# DO THIS:
Reproduce the complete listing without any deviation.

# GIVEN RECORDS:
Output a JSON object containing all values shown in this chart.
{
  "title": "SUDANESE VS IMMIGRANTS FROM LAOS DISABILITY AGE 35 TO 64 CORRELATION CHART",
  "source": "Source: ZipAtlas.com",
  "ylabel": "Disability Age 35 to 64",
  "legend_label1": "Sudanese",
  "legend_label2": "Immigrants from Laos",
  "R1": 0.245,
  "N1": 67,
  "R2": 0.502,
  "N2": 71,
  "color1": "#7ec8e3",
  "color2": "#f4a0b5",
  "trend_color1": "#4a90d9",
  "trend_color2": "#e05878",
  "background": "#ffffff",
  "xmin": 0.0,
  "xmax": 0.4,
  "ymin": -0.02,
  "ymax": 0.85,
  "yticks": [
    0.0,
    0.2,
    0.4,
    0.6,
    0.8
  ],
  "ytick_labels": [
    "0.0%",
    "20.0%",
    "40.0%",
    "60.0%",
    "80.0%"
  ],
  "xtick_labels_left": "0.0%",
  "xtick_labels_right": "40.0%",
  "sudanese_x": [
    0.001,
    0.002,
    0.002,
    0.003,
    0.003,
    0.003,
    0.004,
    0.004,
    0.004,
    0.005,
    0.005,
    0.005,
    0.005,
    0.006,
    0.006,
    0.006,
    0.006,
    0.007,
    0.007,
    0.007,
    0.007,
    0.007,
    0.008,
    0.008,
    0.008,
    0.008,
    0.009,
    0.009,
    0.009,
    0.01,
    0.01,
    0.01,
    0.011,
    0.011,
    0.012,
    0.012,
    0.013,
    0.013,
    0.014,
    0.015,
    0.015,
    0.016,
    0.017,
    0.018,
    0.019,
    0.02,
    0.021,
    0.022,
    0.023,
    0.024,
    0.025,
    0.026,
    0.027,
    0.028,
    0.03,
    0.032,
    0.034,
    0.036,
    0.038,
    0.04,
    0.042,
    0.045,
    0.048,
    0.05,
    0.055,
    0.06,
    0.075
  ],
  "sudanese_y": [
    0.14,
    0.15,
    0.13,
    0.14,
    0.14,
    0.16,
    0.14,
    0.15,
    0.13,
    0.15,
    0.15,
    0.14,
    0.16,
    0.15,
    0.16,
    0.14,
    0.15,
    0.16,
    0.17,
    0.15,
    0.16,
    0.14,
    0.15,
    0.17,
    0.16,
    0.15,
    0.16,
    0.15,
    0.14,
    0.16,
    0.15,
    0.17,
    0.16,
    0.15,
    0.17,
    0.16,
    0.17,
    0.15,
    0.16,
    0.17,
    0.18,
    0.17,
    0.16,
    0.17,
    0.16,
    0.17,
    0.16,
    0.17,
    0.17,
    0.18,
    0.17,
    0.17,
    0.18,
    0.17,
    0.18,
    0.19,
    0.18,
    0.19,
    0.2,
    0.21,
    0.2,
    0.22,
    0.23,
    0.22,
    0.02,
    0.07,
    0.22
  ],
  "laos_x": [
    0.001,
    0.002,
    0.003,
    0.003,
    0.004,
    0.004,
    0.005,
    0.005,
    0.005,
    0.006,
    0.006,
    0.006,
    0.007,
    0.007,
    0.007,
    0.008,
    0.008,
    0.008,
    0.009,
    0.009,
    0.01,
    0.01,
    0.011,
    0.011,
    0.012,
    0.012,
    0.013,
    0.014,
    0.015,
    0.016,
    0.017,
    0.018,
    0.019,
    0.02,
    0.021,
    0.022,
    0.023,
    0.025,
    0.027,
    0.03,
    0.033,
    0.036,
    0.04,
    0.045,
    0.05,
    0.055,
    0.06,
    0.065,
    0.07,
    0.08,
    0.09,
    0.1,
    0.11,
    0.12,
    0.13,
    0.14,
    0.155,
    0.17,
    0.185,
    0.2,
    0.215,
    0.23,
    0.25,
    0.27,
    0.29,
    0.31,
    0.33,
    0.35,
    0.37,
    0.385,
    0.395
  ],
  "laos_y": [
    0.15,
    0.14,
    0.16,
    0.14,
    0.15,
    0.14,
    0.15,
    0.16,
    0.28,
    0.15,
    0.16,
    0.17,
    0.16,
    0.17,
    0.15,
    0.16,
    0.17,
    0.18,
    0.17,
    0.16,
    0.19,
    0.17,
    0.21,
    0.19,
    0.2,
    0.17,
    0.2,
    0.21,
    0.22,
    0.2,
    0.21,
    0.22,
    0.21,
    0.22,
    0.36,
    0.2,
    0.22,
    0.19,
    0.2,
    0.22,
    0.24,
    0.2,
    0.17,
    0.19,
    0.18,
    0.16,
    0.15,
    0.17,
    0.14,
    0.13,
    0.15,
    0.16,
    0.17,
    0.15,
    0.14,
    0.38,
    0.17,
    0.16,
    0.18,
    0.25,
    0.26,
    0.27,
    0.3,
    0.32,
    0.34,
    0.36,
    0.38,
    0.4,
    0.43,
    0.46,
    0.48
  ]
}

# IN RESPONSE:
Output a JSON object containing all values shown in this chart.
{
  "title": "SUDANESE VS IMMIGRANTS FROM LAOS DISABILITY AGE 35 TO 64 CORRELATION CHART",
  "source": "Source: ZipAtlas.com",
  "ylabel": "Disability Age 35 to 64",
  "legend_label1": "Sudanese",
  "legend_label2": "Immigrants from Laos",
  "R1": 0.245,
  "N1": 67,
  "R2": 0.502,
  "N2": 71,
  "color1": "#7ec8e3",
  "color2": "#f4a0b5",
  "trend_color1": "#4a90d9",
  "trend_color2": "#e05878",
  "background": "#ffffff",
  "xmin": 0.0,
  "xmax": 0.4,
  "ymin": -0.02,
  "ymax": 0.85,
  "yticks": [
    0.0,
    0.2,
    0.4,
    0.6,
    0.8
  ],
  "ytick_labels": [
    "0.0%",
    "20.0%",
    "40.0%",
    "60.0%",
    "80.0%"
  ],
  "xtick_labels_left": "0.0%",
  "xtick_labels_right": "40.0%",
  "sudanese_x": [
    0.001,
    0.002,
    0.002,
    0.003,
    0.003,
    0.003,
    0.004,
    0.004,
    0.004,
    0.005,
    0.005,
    0.005,
    0.005,
    0.006,
    0.006,
    0.006,
    0.006,
    0.007,
    0.007,
    0.007,
    0.007,
    0.007,
    0.008,
    0.008,
    0.008,
    0.008,
    0.009,
    0.009,
    0.009,
    0.01,
    0.01,
    0.01,
    0.011,
    0.011,
    0.012,
    0.012,
    0.013,
    0.013,
    0.014,
    0.015,
    0.015,
    0.016,
    0.017,
    0.018,
    0.019,
    0.02,
    0.021,
    0.022,
    0.023,
    0.024,
    0.025,
    0.026,
    0.027,
    0.028,
    0.03,
    0.032,
    0.034,
    0.036,
    0.038,
    0.04,
    0.042,
    0.045,
    0.048,
    0.05,
    0.055,
    0.06,
    0.075
  ],
  "sudanese_y": [
    0.14,
    0.15,
    0.13,
    0.14,
    0.14,
    0.16,
    0.14,
    0.15,
    0.13,
    0.15,
    0.15,
    0.14,
    0.16,
    0.15,
    0.16,
    0.14,
    0.15,
    0.16,
    0.17,
    0.15,
    0.16,
    0.14,
    0.15,
    0.17,
    0.16,
    0.15,
    0.16,
    0.15,
    0.14,
    0.16,
    0.15,
    0.17,
    0.16,
    0.15,
    0.17,
    0.16,
    0.17,
    0.15,
    0.16,
    0.17,
    0.18,
    0.17,
    0.16,
    0.17,
    0.16,
    0.17,
    0.16,
    0.17,
    0.17,
    0.18,
    0.17,
    0.17,
    0.18,
    0.17,
    0.18,
    0.19,
    0.18,
    0.19,
    0.2,
    0.21,
    0.2,
    0.22,
    0.23,
    0.22,
    0.02,
    0.07,
    0.22
  ],
  "laos_x": [
    0.001,
    0.002,
    0.003,
    0.003,
    0.004,
    0.004,
    0.005,
    0.005,
    0.005,
    0.006,
    0.006,
    0.006,
    0.007,
    0.007,
    0.007,
    0.008,
    0.008,
    0.008,
    0.009,
    0.009,
    0.01,
    0.01,
    0.011,
    0.011,
    0.012,
    0.012,
    0.013,
    0.014,
    0.015,
    0.016,
    0.017,
    0.018,
    0.019,
    0.02,
    0.021,
    0.022,
    0.023,
    0.025,
    0.027,
    0.03,
    0.033,
    0.036,
    0.04,
    0.045,
    0.05,
    0.055,
    0.06,
    0.065,
    0.07,
    0.08,
    0.09,
    0.1,
    0.11,
    0.12,
    0.13,
    0.14,
    0.155,
    0.17,
    0.185,
    0.2,
    0.215,
    0.23,
    0.25,
    0.27,
    0.29,
    0.31,
    0.33,
    0.35,
    0.37,
    0.385,
    0.395
  ],
  "laos_y": [
    0.15,
    0.14,
    0.16,
    0.14,
    0.15,
    0.14,
    0.15,
    0.16,
    0.28,
    0.15,
    0.16,
    0.17,
    0.16,
    0.17,
    0.15,
    0.16,
    0.17,
    0.18,
    0.17,
    0.16,
    0.19,
    0.17,
    0.21,
    0.19,
    0.2,
    0.17,
    0.2,
    0.21,
    0.22,
    0.2,
    0.21,
    0.22,
    0.21,
    0.22,
    0.36,
    0.2,
    0.22,
    0.19,
    0.2,
    0.22,
    0.24,
    0.2,
    0.17,
    0.19,
    0.18,
    0.16,
    0.15,
    0.17,
    0.14,
    0.13,
    0.15,
    0.16,
    0.17,
    0.15,
    0.14,
    0.38,
    0.17,
    0.16,
    0.18,
    0.25,
    0.26,
    0.27,
    0.3,
    0.32,
    0.34,
    0.36,
    0.38,
    0.4,
    0.43,
    0.46,
    0.48
  ]
}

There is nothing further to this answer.